## WHAT THE TASK ASKS
Read the records below and copy each line that contains "http".

(Data records)
— begin —

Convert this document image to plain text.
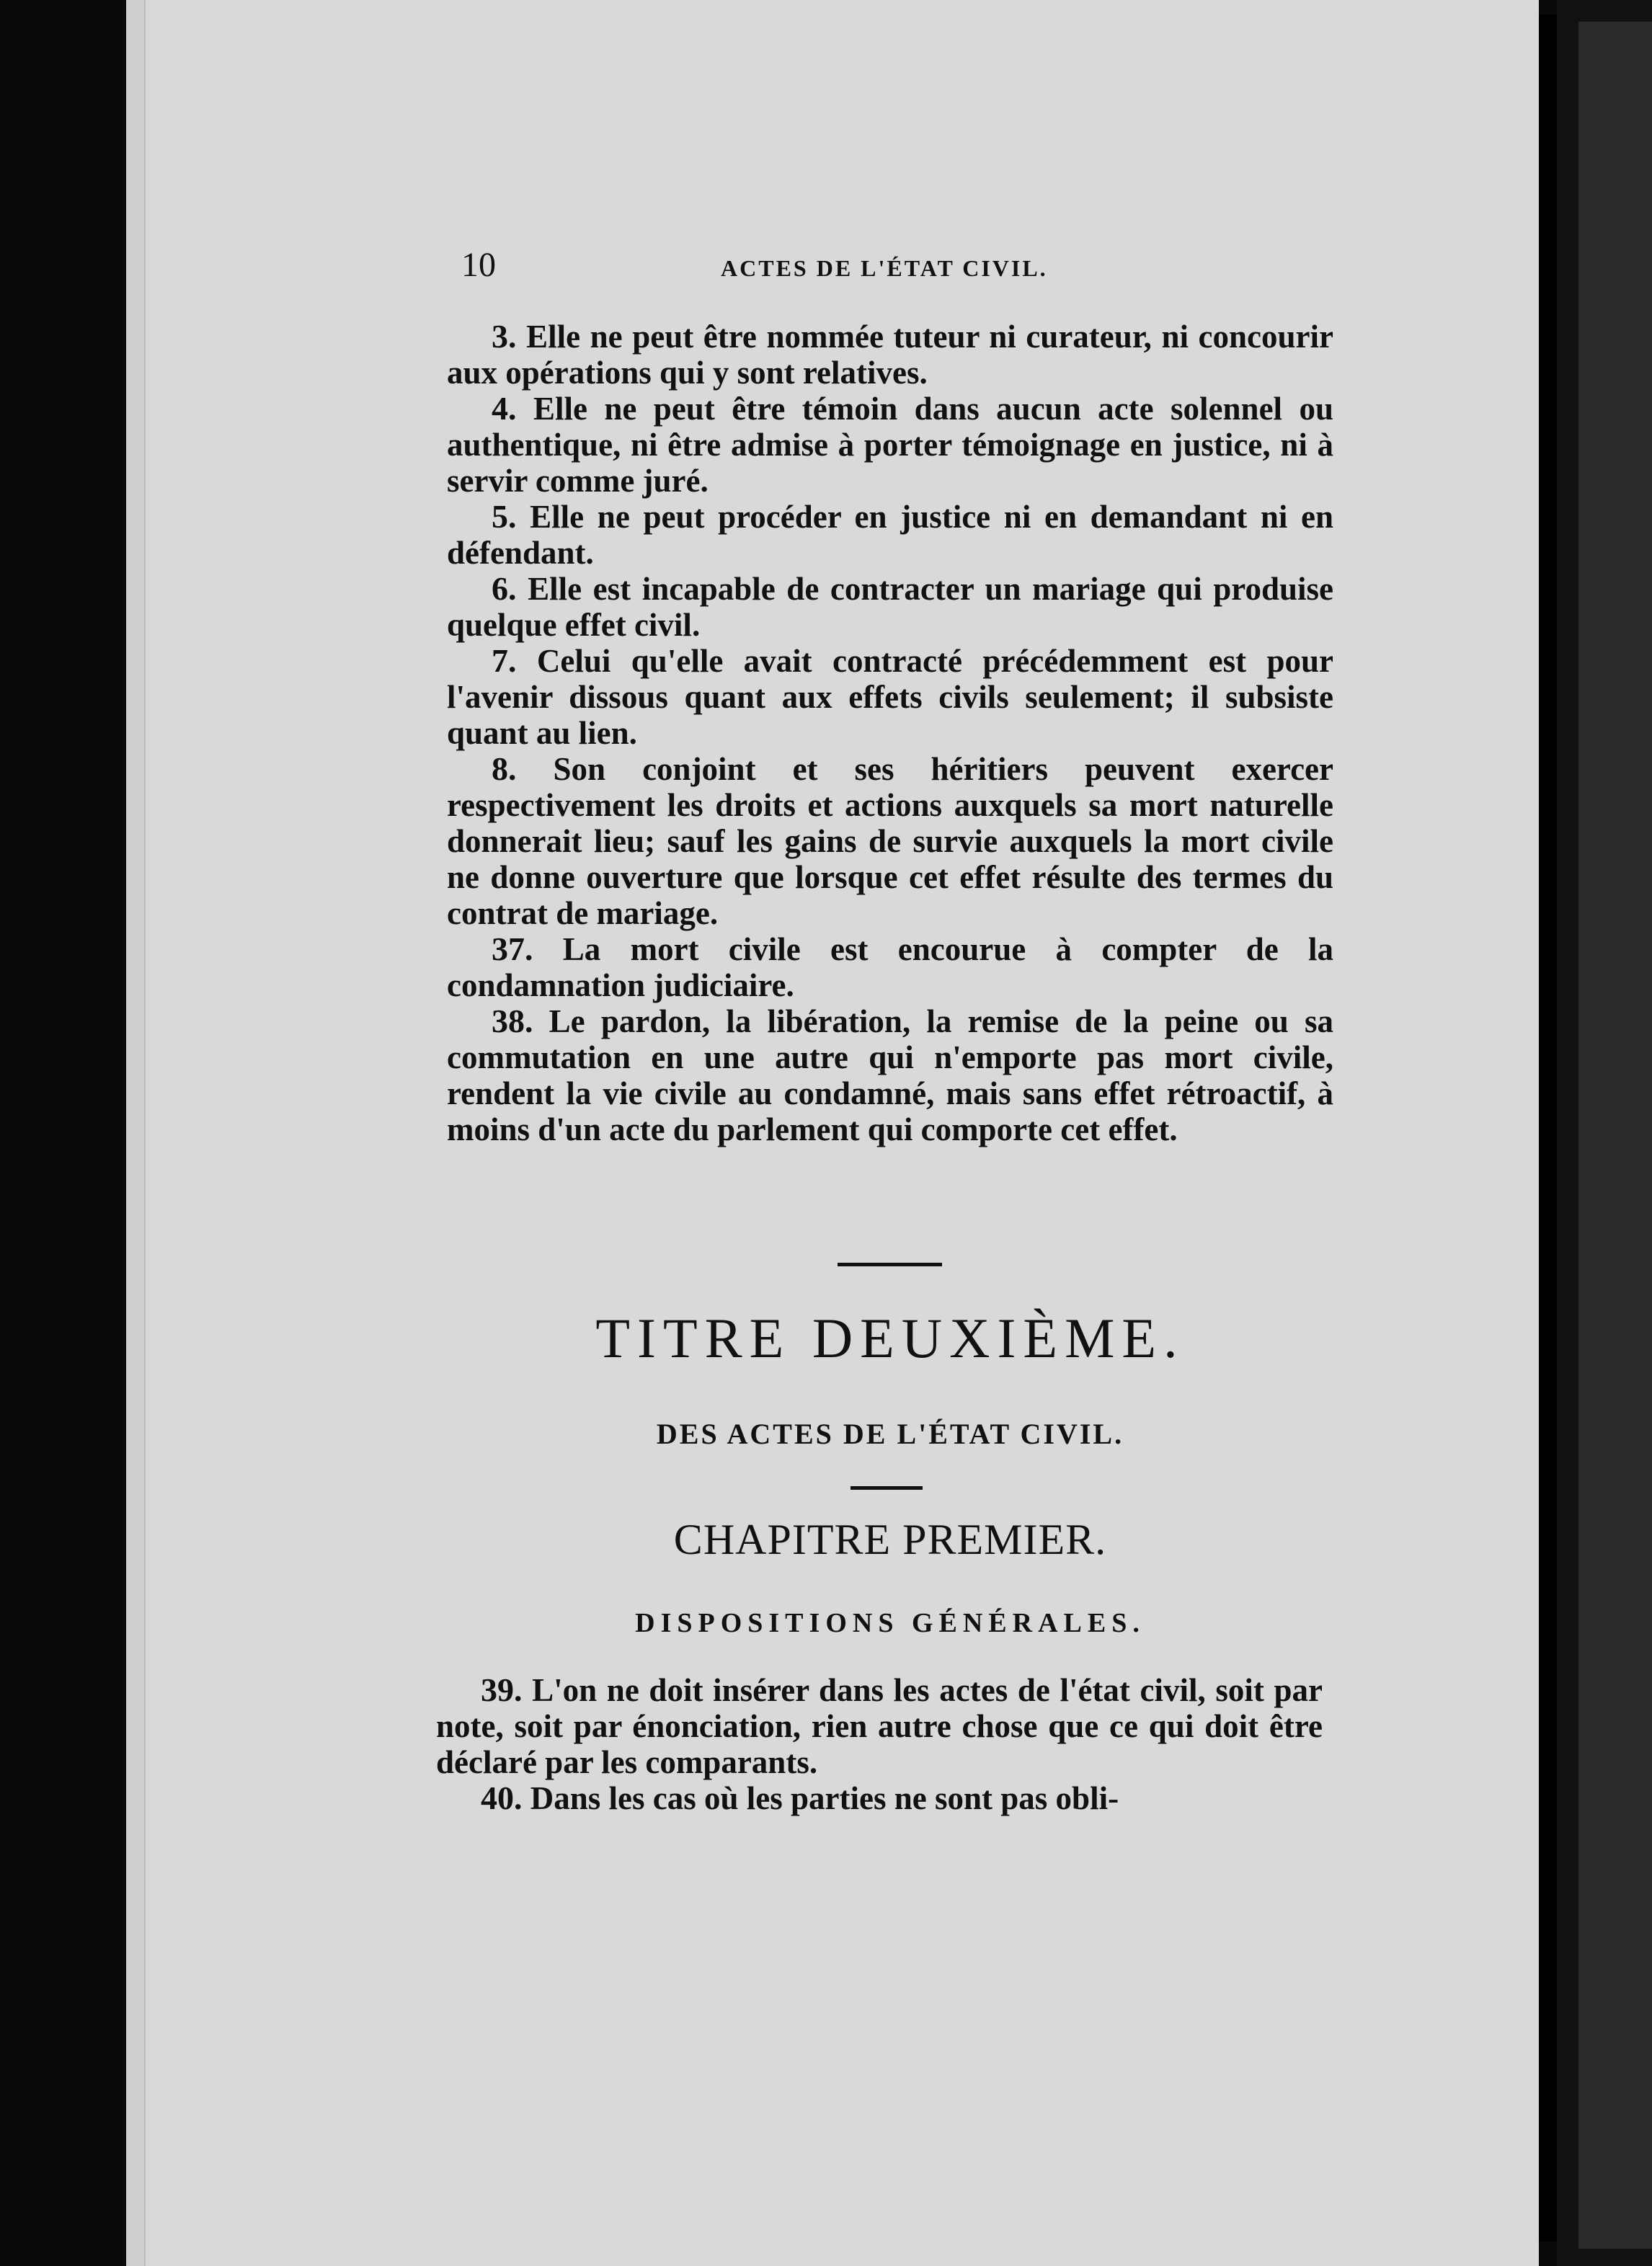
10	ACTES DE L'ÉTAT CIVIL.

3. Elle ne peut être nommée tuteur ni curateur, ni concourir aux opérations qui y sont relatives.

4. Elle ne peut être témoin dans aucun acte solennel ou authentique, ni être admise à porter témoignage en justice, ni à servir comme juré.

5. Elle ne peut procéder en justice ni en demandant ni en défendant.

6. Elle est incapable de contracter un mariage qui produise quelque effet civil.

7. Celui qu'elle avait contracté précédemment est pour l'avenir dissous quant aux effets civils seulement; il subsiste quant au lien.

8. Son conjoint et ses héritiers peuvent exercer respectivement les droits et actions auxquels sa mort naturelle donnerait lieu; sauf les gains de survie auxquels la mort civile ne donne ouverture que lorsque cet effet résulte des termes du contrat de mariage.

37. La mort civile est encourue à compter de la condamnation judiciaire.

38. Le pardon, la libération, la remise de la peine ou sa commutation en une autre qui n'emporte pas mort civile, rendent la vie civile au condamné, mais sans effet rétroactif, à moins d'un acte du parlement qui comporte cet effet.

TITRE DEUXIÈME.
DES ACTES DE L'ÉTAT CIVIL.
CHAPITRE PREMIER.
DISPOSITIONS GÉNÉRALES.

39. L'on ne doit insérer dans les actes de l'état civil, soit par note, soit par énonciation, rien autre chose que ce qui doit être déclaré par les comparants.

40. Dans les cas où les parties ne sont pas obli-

— end —
— begin —

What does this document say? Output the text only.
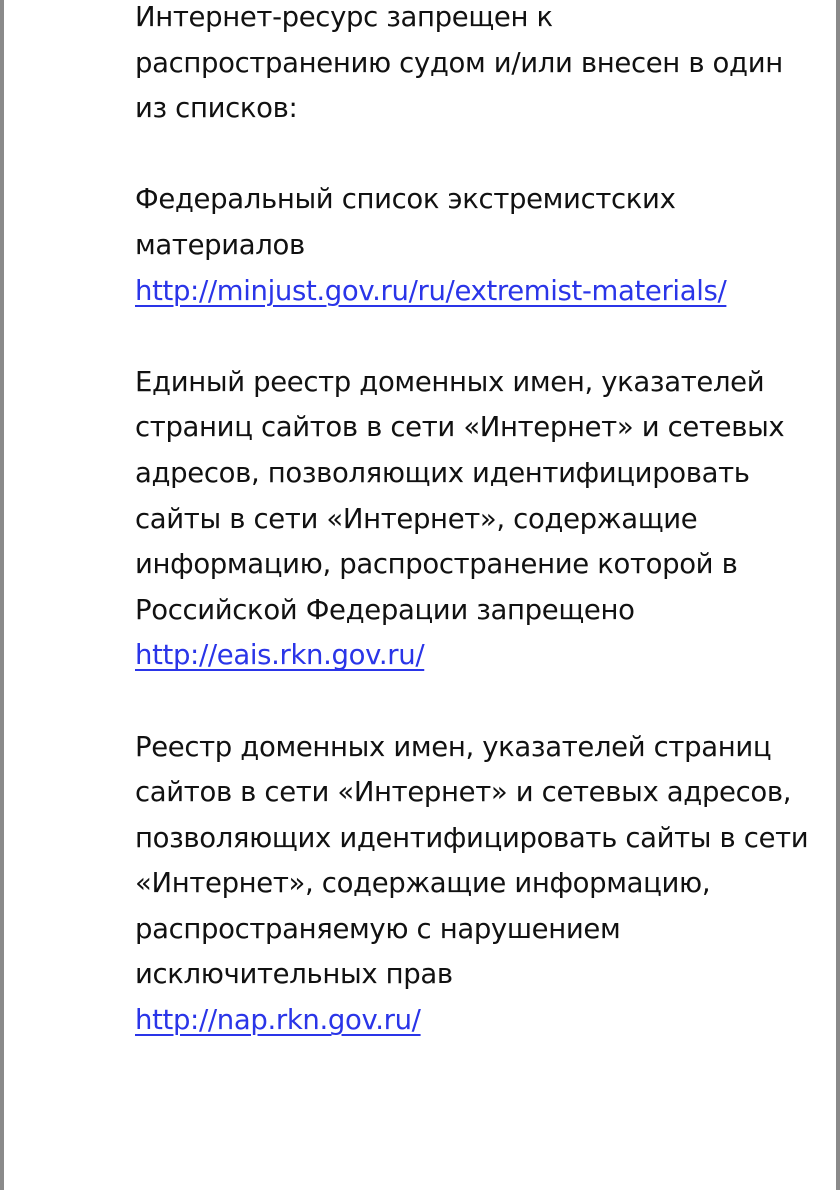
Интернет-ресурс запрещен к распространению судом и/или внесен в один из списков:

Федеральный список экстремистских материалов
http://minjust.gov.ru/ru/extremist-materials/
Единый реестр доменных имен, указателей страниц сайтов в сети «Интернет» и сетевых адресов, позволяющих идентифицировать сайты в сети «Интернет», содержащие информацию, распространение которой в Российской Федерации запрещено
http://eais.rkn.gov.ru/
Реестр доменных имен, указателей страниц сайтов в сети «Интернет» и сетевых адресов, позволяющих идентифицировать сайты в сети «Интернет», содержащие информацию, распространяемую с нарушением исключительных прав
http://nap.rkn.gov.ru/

— end —

## RESPONSE
http://minjust.gov.ru/ru/extremist-materials/
http://eais.rkn.gov.ru/
http://nap.rkn.gov.ru/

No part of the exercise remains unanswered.